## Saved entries
____

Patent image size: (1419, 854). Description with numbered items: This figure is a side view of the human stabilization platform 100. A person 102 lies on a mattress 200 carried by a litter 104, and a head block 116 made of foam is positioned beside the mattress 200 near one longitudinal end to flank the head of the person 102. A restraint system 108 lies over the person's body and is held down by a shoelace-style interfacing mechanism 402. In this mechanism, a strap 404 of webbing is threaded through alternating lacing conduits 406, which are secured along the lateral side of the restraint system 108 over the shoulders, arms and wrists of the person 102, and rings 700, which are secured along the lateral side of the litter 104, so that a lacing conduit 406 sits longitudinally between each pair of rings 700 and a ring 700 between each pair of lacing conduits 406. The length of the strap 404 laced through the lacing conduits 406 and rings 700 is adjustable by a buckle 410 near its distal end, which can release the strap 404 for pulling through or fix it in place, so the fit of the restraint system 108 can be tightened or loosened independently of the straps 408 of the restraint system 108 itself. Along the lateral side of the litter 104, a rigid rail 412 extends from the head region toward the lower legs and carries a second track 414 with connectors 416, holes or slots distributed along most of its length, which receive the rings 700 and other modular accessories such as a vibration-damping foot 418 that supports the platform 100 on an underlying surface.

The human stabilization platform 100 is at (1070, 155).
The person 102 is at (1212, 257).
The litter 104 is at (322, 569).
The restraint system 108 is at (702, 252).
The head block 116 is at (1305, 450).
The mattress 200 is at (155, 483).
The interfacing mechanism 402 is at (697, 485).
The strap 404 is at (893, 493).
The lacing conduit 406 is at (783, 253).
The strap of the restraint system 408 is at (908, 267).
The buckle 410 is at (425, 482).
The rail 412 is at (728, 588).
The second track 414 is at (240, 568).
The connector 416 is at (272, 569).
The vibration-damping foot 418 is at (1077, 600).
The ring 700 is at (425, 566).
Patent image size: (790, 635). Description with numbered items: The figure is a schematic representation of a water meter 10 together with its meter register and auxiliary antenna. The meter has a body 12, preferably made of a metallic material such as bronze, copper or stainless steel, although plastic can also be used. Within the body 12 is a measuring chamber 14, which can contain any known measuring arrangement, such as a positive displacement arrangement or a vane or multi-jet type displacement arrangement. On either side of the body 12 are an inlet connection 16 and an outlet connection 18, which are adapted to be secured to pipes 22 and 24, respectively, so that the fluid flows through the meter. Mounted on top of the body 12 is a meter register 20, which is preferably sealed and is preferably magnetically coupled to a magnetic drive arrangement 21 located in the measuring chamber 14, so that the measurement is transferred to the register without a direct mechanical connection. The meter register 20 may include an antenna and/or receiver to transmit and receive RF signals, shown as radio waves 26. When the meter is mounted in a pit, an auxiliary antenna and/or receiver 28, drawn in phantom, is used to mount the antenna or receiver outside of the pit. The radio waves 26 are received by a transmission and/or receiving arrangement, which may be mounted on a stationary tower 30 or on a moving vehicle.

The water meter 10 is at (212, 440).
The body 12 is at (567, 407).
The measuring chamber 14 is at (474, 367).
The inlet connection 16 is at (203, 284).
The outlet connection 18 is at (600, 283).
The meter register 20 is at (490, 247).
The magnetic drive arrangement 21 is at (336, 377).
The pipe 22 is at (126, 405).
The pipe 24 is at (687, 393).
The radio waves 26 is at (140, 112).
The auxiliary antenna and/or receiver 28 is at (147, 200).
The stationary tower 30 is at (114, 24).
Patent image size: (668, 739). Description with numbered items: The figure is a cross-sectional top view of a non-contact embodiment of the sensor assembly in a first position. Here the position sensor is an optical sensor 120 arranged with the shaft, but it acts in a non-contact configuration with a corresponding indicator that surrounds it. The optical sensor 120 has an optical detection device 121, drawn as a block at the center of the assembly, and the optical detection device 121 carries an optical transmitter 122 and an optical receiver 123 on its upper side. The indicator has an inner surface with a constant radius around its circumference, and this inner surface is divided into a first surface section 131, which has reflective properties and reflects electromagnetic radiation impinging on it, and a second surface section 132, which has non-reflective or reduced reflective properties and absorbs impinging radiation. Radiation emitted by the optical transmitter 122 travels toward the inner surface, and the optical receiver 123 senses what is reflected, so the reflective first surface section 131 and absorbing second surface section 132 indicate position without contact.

____

## EXERCISE INSTRUCTIONS
Rewrite the records above so that "Patent image size" becomes "Drawing size" everywhere it occurs, changing nothing else.

## RESULT
Drawing size: (1419, 854). Description with numbered items: This figure is a side view of the human stabilization platform 100. A person 102 lies on a mattress 200 carried by a litter 104, and a head block 116 made of foam is positioned beside the mattress 200 near one longitudinal end to flank the head of the person 102. A restraint system 108 lies over the person's body and is held down by a shoelace-style interfacing mechanism 402. In this mechanism, a strap 404 of webbing is threaded through alternating lacing conduits 406, which are secured along the lateral side of the restraint system 108 over the shoulders, arms and wrists of the person 102, and rings 700, which are secured along the lateral side of the litter 104, so that a lacing conduit 406 sits longitudinally between each pair of rings 700 and a ring 700 between each pair of lacing conduits 406. The length of the strap 404 laced through the lacing conduits 406 and rings 700 is adjustable by a buckle 410 near its distal end, which can release the strap 404 for pulling through or fix it in place, so the fit of the restraint system 108 can be tightened or loosened independently of the straps 408 of the restraint system 108 itself. Along the lateral side of the litter 104, a rigid rail 412 extends from the head region toward the lower legs and carries a second track 414 with connectors 416, holes or slots distributed along most of its length, which receive the rings 700 and other modular accessories such as a vibration-damping foot 418 that supports the platform 100 on an underlying surface.

The human stabilization platform 100 is at (1070, 155).
The person 102 is at (1212, 257).
The litter 104 is at (322, 569).
The restraint system 108 is at (702, 252).
The head block 116 is at (1305, 450).
The mattress 200 is at (155, 483).
The interfacing mechanism 402 is at (697, 485).
The strap 404 is at (893, 493).
The lacing conduit 406 is at (783, 253).
The strap of the restraint system 408 is at (908, 267).
The buckle 410 is at (425, 482).
The rail 412 is at (728, 588).
The second track 414 is at (240, 568).
The connector 416 is at (272, 569).
The vibration-damping foot 418 is at (1077, 600).
The ring 700 is at (425, 566).
Drawing size: (790, 635). Description with numbered items: The figure is a schematic representation of a water meter 10 together with its meter register and auxiliary antenna. The meter has a body 12, preferably made of a metallic material such as bronze, copper or stainless steel, although plastic can also be used. Within the body 12 is a measuring chamber 14, which can contain any known measuring arrangement, such as a positive displacement arrangement or a vane or multi-jet type displacement arrangement. On either side of the body 12 are an inlet connection 16 and an outlet connection 18, which are adapted to be secured to pipes 22 and 24, respectively, so that the fluid flows through the meter. Mounted on top of the body 12 is a meter register 20, which is preferably sealed and is preferably magnetically coupled to a magnetic drive arrangement 21 located in the measuring chamber 14, so that the measurement is transferred to the register without a direct mechanical connection. The meter register 20 may include an antenna and/or receiver to transmit and receive RF signals, shown as radio waves 26. When the meter is mounted in a pit, an auxiliary antenna and/or receiver 28, drawn in phantom, is used to mount the antenna or receiver outside of the pit. The radio waves 26 are received by a transmission and/or receiving arrangement, which may be mounted on a stationary tower 30 or on a moving vehicle.

The water meter 10 is at (212, 440).
The body 12 is at (567, 407).
The measuring chamber 14 is at (474, 367).
The inlet connection 16 is at (203, 284).
The outlet connection 18 is at (600, 283).
The meter register 20 is at (490, 247).
The magnetic drive arrangement 21 is at (336, 377).
The pipe 22 is at (126, 405).
The pipe 24 is at (687, 393).
The radio waves 26 is at (140, 112).
The auxiliary antenna and/or receiver 28 is at (147, 200).
The stationary tower 30 is at (114, 24).
Drawing size: (668, 739). Description with numbered items: The figure is a cross-sectional top view of a non-contact embodiment of the sensor assembly in a first position. Here the position sensor is an optical sensor 120 arranged with the shaft, but it acts in a non-contact configuration with a corresponding indicator that surrounds it. The optical sensor 120 has an optical detection device 121, drawn as a block at the center of the assembly, and the optical detection device 121 carries an optical transmitter 122 and an optical receiver 123 on its upper side. The indicator has an inner surface with a constant radius around its circumference, and this inner surface is divided into a first surface section 131, which has reflective properties and reflects electromagnetic radiation impinging on it, and a second surface section 132, which has non-reflective or reduced reflective properties and absorbs impinging radiation. Radiation emitted by the optical transmitter 122 travels toward the inner surface, and the optical receiver 123 senses what is reflected, so the reflective first surface section 131 and absorbing second surface section 132 indicate position without contact.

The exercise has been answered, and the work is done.